* **Exercise requirements**:
Skip every image and restate the data word for word.

* **Supplied material**:

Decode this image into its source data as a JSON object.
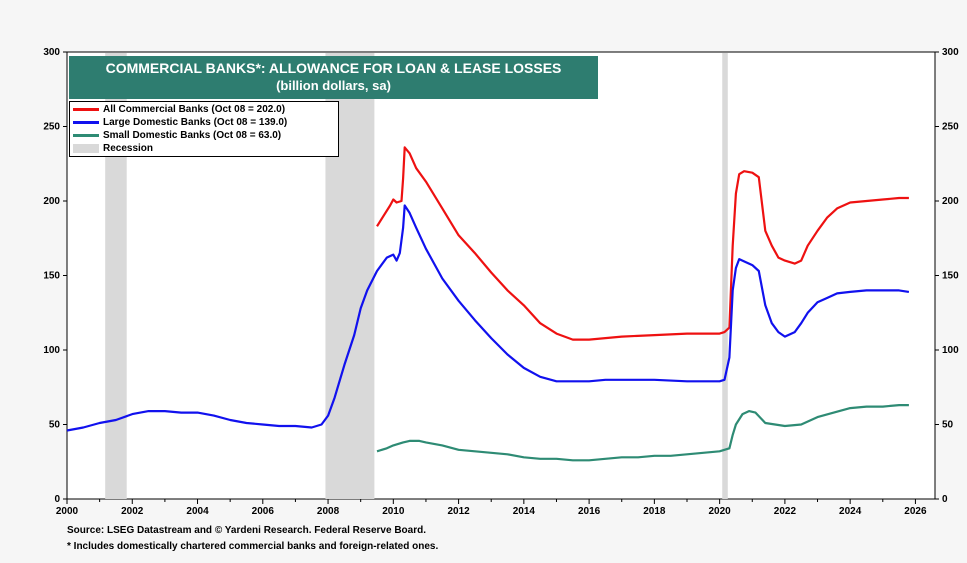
{
  "chart_data": {
    "type": "line",
    "title": "COMMERCIAL BANKS*: ALLOWANCE FOR LOAN & LEASE LOSSES",
    "subtitle": "(billion dollars, sa)",
    "xlim": [
      2000,
      2026.6
    ],
    "ylim": [
      0,
      300
    ],
    "x_ticks": [
      "2000",
      "2002",
      "2004",
      "2006",
      "2008",
      "2010",
      "2012",
      "2014",
      "2016",
      "2018",
      "2020",
      "2022",
      "2024",
      "2026"
    ],
    "y_ticks": [
      "0",
      "50",
      "100",
      "150",
      "200",
      "250",
      "300"
    ],
    "legend": {
      "all": "All Commercial Banks (Oct 08 = 202.0)",
      "large": "Large Domestic Banks (Oct 08 = 139.0)",
      "small": "Small Domestic Banks (Oct 08 = 63.0)",
      "recession": "Recession"
    },
    "recessions": [
      [
        2001.17,
        2001.83
      ],
      [
        2007.92,
        2009.42
      ],
      [
        2020.08,
        2020.25
      ]
    ],
    "series": [
      {
        "name": "All Commercial Banks",
        "color": "#ee1111",
        "x": [
          2009.5,
          2009.7,
          2009.9,
          2010.0,
          2010.1,
          2010.25,
          2010.3,
          2010.35,
          2010.5,
          2010.7,
          2011.0,
          2011.5,
          2012.0,
          2012.5,
          2013.0,
          2013.5,
          2014.0,
          2014.5,
          2015.0,
          2015.5,
          2016.0,
          2016.5,
          2017.0,
          2018.0,
          2019.0,
          2019.5,
          2020.0,
          2020.15,
          2020.3,
          2020.4,
          2020.5,
          2020.6,
          2020.75,
          2021.0,
          2021.2,
          2021.4,
          2021.6,
          2021.8,
          2022.0,
          2022.3,
          2022.5,
          2022.7,
          2023.0,
          2023.3,
          2023.6,
          2024.0,
          2024.5,
          2025.0,
          2025.5,
          2025.8
        ],
        "values": [
          183,
          190,
          197,
          201,
          199,
          200,
          215,
          236,
          232,
          222,
          213,
          195,
          177,
          165,
          152,
          140,
          130,
          118,
          111,
          107,
          107,
          108,
          109,
          110,
          111,
          111,
          111,
          112,
          115,
          170,
          205,
          218,
          220,
          219,
          216,
          180,
          170,
          162,
          160,
          158,
          160,
          170,
          180,
          189,
          195,
          199,
          200,
          201,
          202,
          202
        ]
      },
      {
        "name": "Large Domestic Banks",
        "color": "#1111ee",
        "x": [
          2000.0,
          2000.5,
          2001.0,
          2001.5,
          2002.0,
          2002.5,
          2003.0,
          2003.5,
          2004.0,
          2004.5,
          2005.0,
          2005.5,
          2006.0,
          2006.5,
          2007.0,
          2007.5,
          2007.8,
          2008.0,
          2008.2,
          2008.5,
          2008.8,
          2009.0,
          2009.2,
          2009.5,
          2009.8,
          2010.0,
          2010.1,
          2010.2,
          2010.3,
          2010.35,
          2010.5,
          2010.7,
          2011.0,
          2011.5,
          2012.0,
          2012.5,
          2013.0,
          2013.5,
          2014.0,
          2014.5,
          2015.0,
          2015.5,
          2016.0,
          2016.5,
          2017.0,
          2018.0,
          2019.0,
          2019.5,
          2020.0,
          2020.15,
          2020.3,
          2020.4,
          2020.5,
          2020.6,
          2020.8,
          2021.0,
          2021.2,
          2021.4,
          2021.6,
          2021.8,
          2022.0,
          2022.3,
          2022.5,
          2022.7,
          2023.0,
          2023.3,
          2023.6,
          2024.0,
          2024.5,
          2025.0,
          2025.5,
          2025.8
        ],
        "values": [
          46,
          48,
          51,
          53,
          57,
          59,
          59,
          58,
          58,
          56,
          53,
          51,
          50,
          49,
          49,
          48,
          50,
          56,
          68,
          90,
          110,
          128,
          140,
          153,
          162,
          164,
          160,
          165,
          182,
          197,
          192,
          182,
          168,
          148,
          133,
          120,
          108,
          97,
          88,
          82,
          79,
          79,
          79,
          80,
          80,
          80,
          79,
          79,
          79,
          80,
          95,
          140,
          155,
          161,
          159,
          157,
          153,
          130,
          118,
          112,
          109,
          112,
          118,
          125,
          132,
          135,
          138,
          139,
          140,
          140,
          140,
          139
        ]
      },
      {
        "name": "Small Domestic Banks",
        "color": "#2e8b74",
        "x": [
          2009.5,
          2009.8,
          2010.0,
          2010.3,
          2010.5,
          2010.8,
          2011.0,
          2011.5,
          2012.0,
          2012.5,
          2013.0,
          2013.5,
          2014.0,
          2014.5,
          2015.0,
          2015.5,
          2016.0,
          2016.5,
          2017.0,
          2017.5,
          2018.0,
          2018.5,
          2019.0,
          2019.5,
          2020.0,
          2020.15,
          2020.3,
          2020.4,
          2020.5,
          2020.7,
          2020.9,
          2021.1,
          2021.4,
          2021.7,
          2022.0,
          2022.5,
          2023.0,
          2023.5,
          2024.0,
          2024.5,
          2025.0,
          2025.5,
          2025.8
        ],
        "values": [
          32,
          34,
          36,
          38,
          39,
          39,
          38,
          36,
          33,
          32,
          31,
          30,
          28,
          27,
          27,
          26,
          26,
          27,
          28,
          28,
          29,
          29,
          30,
          31,
          32,
          33,
          34,
          43,
          50,
          57,
          59,
          58,
          51,
          50,
          49,
          50,
          55,
          58,
          61,
          62,
          62,
          63,
          63
        ]
      }
    ]
  },
  "source": "Source: LSEG Datastream and © Yardeni Research. Federal Reserve Board.",
  "footnote": "* Includes domestically chartered commercial banks and foreign-related ones."
}
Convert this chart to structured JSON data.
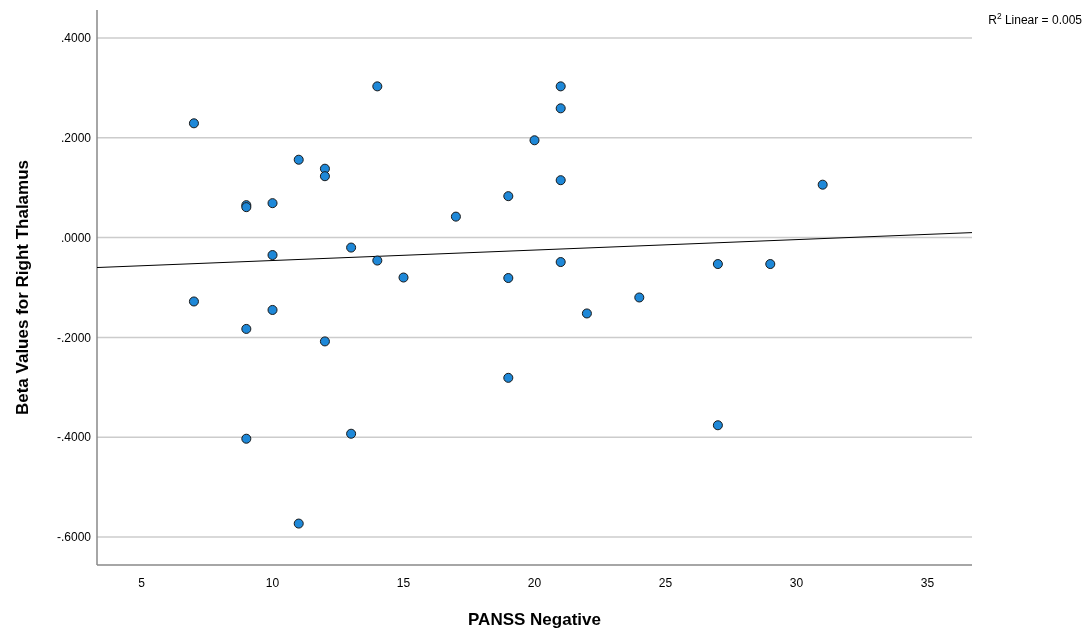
{
  "chart_data": {
    "type": "scatter",
    "xlabel": "PANSS Negative",
    "ylabel": "Beta Values for Right Thalamus",
    "xlim": [
      3.3,
      36.7
    ],
    "xticks": [
      5,
      10,
      15,
      20,
      25,
      30,
      35
    ],
    "ylim": [
      -0.656,
      0.456
    ],
    "yticks": [
      {
        "value": -0.6,
        "label": "-.6000"
      },
      {
        "value": -0.4,
        "label": "-.4000"
      },
      {
        "value": -0.2,
        "label": "-.2000"
      },
      {
        "value": 0,
        "label": ".0000"
      },
      {
        "value": 0.2,
        "label": ".2000"
      },
      {
        "value": 0.4,
        "label": ".4000"
      }
    ],
    "grid": "y",
    "annotations": [
      "R$^{2}$ Linear = 0.005"
    ],
    "series": [
      {
        "marker": "circle",
        "color": "#1e88d8",
        "x": [
          7,
          14,
          11,
          12,
          12,
          9,
          9,
          10,
          17,
          13,
          10,
          14,
          15,
          7,
          10,
          9,
          12,
          21,
          21,
          20,
          21,
          19,
          21,
          19,
          24,
          22,
          27,
          29,
          31,
          9,
          13,
          11,
          19,
          27
        ],
        "values": [
          0.229,
          0.303,
          0.156,
          0.138,
          0.123,
          0.065,
          0.061,
          0.069,
          0.042,
          -0.02,
          -0.035,
          -0.046,
          -0.08,
          -0.128,
          -0.145,
          -0.183,
          -0.208,
          0.303,
          0.259,
          0.195,
          0.115,
          0.083,
          -0.049,
          -0.081,
          -0.12,
          -0.152,
          -0.053,
          -0.053,
          0.106,
          -0.403,
          -0.393,
          -0.573,
          -0.281,
          -0.376
        ]
      },
      {
        "type": "line",
        "color": "#000000",
        "x": [
          3.3,
          36.7
        ],
        "values": [
          -0.06,
          0.01
        ]
      }
    ]
  }
}
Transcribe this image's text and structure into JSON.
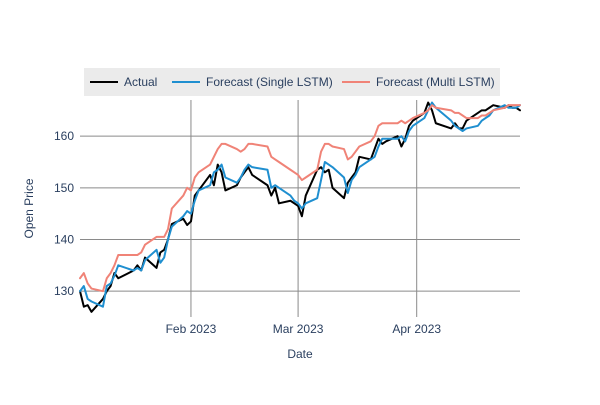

* **Result**:
Decode this image into its source data as a JSON object.
{
  "chart_data": {
    "type": "line",
    "title": "COMMERCIAL BANKS*: ALLOWANCE FOR LOAN & LEASE LOSSES",
    "subtitle": "(billion dollars, sa)",
    "xlim": [
      2000,
      2026.6
    ],
    "ylim": [
      0,
      300
    ],
    "x_ticks": [
      "2000",
      "2002",
      "2004",
      "2006",
      "2008",
      "2010",
      "2012",
      "2014",
      "2016",
      "2018",
      "2020",
      "2022",
      "2024",
      "2026"
    ],
    "y_ticks": [
      "0",
      "50",
      "100",
      "150",
      "200",
      "250",
      "300"
    ],
    "legend": {
      "all": "All Commercial Banks (Oct 08 = 202.0)",
      "large": "Large Domestic Banks (Oct 08 = 139.0)",
      "small": "Small Domestic Banks (Oct 08 = 63.0)",
      "recession": "Recession"
    },
    "recessions": [
      [
        2001.17,
        2001.83
      ],
      [
        2007.92,
        2009.42
      ],
      [
        2020.08,
        2020.25
      ]
    ],
    "series": [
      {
        "name": "All Commercial Banks",
        "color": "#ee1111",
        "x": [
          2009.5,
          2009.7,
          2009.9,
          2010.0,
          2010.1,
          2010.25,
          2010.3,
          2010.35,
          2010.5,
          2010.7,
          2011.0,
          2011.5,
          2012.0,
          2012.5,
          2013.0,
          2013.5,
          2014.0,
          2014.5,
          2015.0,
          2015.5,
          2016.0,
          2016.5,
          2017.0,
          2018.0,
          2019.0,
          2019.5,
          2020.0,
          2020.15,
          2020.3,
          2020.4,
          2020.5,
          2020.6,
          2020.75,
          2021.0,
          2021.2,
          2021.4,
          2021.6,
          2021.8,
          2022.0,
          2022.3,
          2022.5,
          2022.7,
          2023.0,
          2023.3,
          2023.6,
          2024.0,
          2024.5,
          2025.0,
          2025.5,
          2025.8
        ],
        "values": [
          183,
          190,
          197,
          201,
          199,
          200,
          215,
          236,
          232,
          222,
          213,
          195,
          177,
          165,
          152,
          140,
          130,
          118,
          111,
          107,
          107,
          108,
          109,
          110,
          111,
          111,
          111,
          112,
          115,
          170,
          205,
          218,
          220,
          219,
          216,
          180,
          170,
          162,
          160,
          158,
          160,
          170,
          180,
          189,
          195,
          199,
          200,
          201,
          202,
          202
        ]
      },
      {
        "name": "Large Domestic Banks",
        "color": "#1111ee",
        "x": [
          2000.0,
          2000.5,
          2001.0,
          2001.5,
          2002.0,
          2002.5,
          2003.0,
          2003.5,
          2004.0,
          2004.5,
          2005.0,
          2005.5,
          2006.0,
          2006.5,
          2007.0,
          2007.5,
          2007.8,
          2008.0,
          2008.2,
          2008.5,
          2008.8,
          2009.0,
          2009.2,
          2009.5,
          2009.8,
          2010.0,
          2010.1,
          2010.2,
          2010.3,
          2010.35,
          2010.5,
          2010.7,
          2011.0,
          2011.5,
          2012.0,
          2012.5,
          2013.0,
          2013.5,
          2014.0,
          2014.5,
          2015.0,
          2015.5,
          2016.0,
          2016.5,
          2017.0,
          2018.0,
          2019.0,
          2019.5,
          2020.0,
          2020.15,
          2020.3,
          2020.4,
          2020.5,
          2020.6,
          2020.8,
          2021.0,
          2021.2,
          2021.4,
          2021.6,
          2021.8,
          2022.0,
          2022.3,
          2022.5,
          2022.7,
          2023.0,
          2023.3,
          2023.6,
          2024.0,
          2024.5,
          2025.0,
          2025.5,
          2025.8
        ],
        "values": [
          46,
          48,
          51,
          53,
          57,
          59,
          59,
          58,
          58,
          56,
          53,
          51,
          50,
          49,
          49,
          48,
          50,
          56,
          68,
          90,
          110,
          128,
          140,
          153,
          162,
          164,
          160,
          165,
          182,
          197,
          192,
          182,
          168,
          148,
          133,
          120,
          108,
          97,
          88,
          82,
          79,
          79,
          79,
          80,
          80,
          80,
          79,
          79,
          79,
          80,
          95,
          140,
          155,
          161,
          159,
          157,
          153,
          130,
          118,
          112,
          109,
          112,
          118,
          125,
          132,
          135,
          138,
          139,
          140,
          140,
          140,
          139
        ]
      },
      {
        "name": "Small Domestic Banks",
        "color": "#2e8b74",
        "x": [
          2009.5,
          2009.8,
          2010.0,
          2010.3,
          2010.5,
          2010.8,
          2011.0,
          2011.5,
          2012.0,
          2012.5,
          2013.0,
          2013.5,
          2014.0,
          2014.5,
          2015.0,
          2015.5,
          2016.0,
          2016.5,
          2017.0,
          2017.5,
          2018.0,
          2018.5,
          2019.0,
          2019.5,
          2020.0,
          2020.15,
          2020.3,
          2020.4,
          2020.5,
          2020.7,
          2020.9,
          2021.1,
          2021.4,
          2021.7,
          2022.0,
          2022.5,
          2023.0,
          2023.5,
          2024.0,
          2024.5,
          2025.0,
          2025.5,
          2025.8
        ],
        "values": [
          32,
          34,
          36,
          38,
          39,
          39,
          38,
          36,
          33,
          32,
          31,
          30,
          28,
          27,
          27,
          26,
          26,
          27,
          28,
          28,
          29,
          29,
          30,
          31,
          32,
          33,
          34,
          43,
          50,
          57,
          59,
          58,
          51,
          50,
          49,
          50,
          55,
          58,
          61,
          62,
          62,
          63,
          63
        ]
      }
    ]
  },
  "source": "Source: LSEG Datastream and © Yardeni Research. Federal Reserve Board.",
  "footnote": "* Includes domestically chartered commercial banks and foreign-related ones."
}
Convert this chart to structured JSON data.
{
  "chart_data": {
    "type": "scatter",
    "xlabel": "PANSS Negative",
    "ylabel": "Beta Values for Right Thalamus",
    "xlim": [
      3.3,
      36.7
    ],
    "xticks": [
      5,
      10,
      15,
      20,
      25,
      30,
      35
    ],
    "ylim": [
      -0.656,
      0.456
    ],
    "yticks": [
      {
        "value": -0.6,
        "label": "-.6000"
      },
      {
        "value": -0.4,
        "label": "-.4000"
      },
      {
        "value": -0.2,
        "label": "-.2000"
      },
      {
        "value": 0,
        "label": ".0000"
      },
      {
        "value": 0.2,
        "label": ".2000"
      },
      {
        "value": 0.4,
        "label": ".4000"
      }
    ],
    "grid": "y",
    "annotations": [
      "R$^{2}$ Linear = 0.005"
    ],
    "series": [
      {
        "marker": "circle",
        "color": "#1e88d8",
        "x": [
          7,
          14,
          11,
          12,
          12,
          9,
          9,
          10,
          17,
          13,
          10,
          14,
          15,
          7,
          10,
          9,
          12,
          21,
          21,
          20,
          21,
          19,
          21,
          19,
          24,
          22,
          27,
          29,
          31,
          9,
          13,
          11,
          19,
          27
        ],
        "values": [
          0.229,
          0.303,
          0.156,
          0.138,
          0.123,
          0.065,
          0.061,
          0.069,
          0.042,
          -0.02,
          -0.035,
          -0.046,
          -0.08,
          -0.128,
          -0.145,
          -0.183,
          -0.208,
          0.303,
          0.259,
          0.195,
          0.115,
          0.083,
          -0.049,
          -0.081,
          -0.12,
          -0.152,
          -0.053,
          -0.053,
          0.106,
          -0.403,
          -0.393,
          -0.573,
          -0.281,
          -0.376
        ]
      },
      {
        "type": "line",
        "color": "#000000",
        "x": [
          3.3,
          36.7
        ],
        "values": [
          -0.06,
          0.01
        ]
      }
    ]
  }
}
Transcribe this image's text and structure into JSON.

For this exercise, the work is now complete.